* _Exercise directions_
Using the data below, copy each line that includes the word "zijn".

* _Given records_
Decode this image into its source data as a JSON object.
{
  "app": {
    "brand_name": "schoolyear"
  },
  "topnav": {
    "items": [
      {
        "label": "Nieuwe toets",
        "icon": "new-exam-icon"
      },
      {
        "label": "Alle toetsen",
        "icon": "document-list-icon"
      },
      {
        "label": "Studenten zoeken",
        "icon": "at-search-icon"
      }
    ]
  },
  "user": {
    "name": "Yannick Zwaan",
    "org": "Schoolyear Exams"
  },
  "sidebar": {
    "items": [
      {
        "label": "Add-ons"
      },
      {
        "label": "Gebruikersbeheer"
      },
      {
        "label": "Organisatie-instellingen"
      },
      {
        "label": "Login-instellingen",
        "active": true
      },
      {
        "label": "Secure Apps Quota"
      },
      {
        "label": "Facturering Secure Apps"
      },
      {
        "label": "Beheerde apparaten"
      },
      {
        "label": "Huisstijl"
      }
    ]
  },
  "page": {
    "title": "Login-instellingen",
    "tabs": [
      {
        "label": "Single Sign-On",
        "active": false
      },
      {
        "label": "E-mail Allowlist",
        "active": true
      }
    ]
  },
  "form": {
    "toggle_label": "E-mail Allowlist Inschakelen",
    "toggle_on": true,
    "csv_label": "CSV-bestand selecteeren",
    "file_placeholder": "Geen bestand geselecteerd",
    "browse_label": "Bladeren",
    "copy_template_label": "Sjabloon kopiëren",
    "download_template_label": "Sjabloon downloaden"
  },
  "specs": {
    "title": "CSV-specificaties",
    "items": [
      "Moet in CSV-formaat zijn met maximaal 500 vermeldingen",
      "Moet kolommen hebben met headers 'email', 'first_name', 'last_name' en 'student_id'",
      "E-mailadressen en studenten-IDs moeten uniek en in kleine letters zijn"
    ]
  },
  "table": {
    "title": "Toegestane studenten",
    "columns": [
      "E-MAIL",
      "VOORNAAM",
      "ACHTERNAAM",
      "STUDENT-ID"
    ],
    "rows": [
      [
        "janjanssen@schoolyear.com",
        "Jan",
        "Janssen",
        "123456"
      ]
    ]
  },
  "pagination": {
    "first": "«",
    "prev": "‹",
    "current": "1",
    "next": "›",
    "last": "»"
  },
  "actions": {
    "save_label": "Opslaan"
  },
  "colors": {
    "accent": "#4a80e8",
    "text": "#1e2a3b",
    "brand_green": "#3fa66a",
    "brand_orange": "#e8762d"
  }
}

* _Completed exercise_
      "Moet in CSV-formaat zijn met maximaal 500 vermeldingen",
      "E-mailadressen en studenten-IDs moeten uniek en in kleine letters zijn"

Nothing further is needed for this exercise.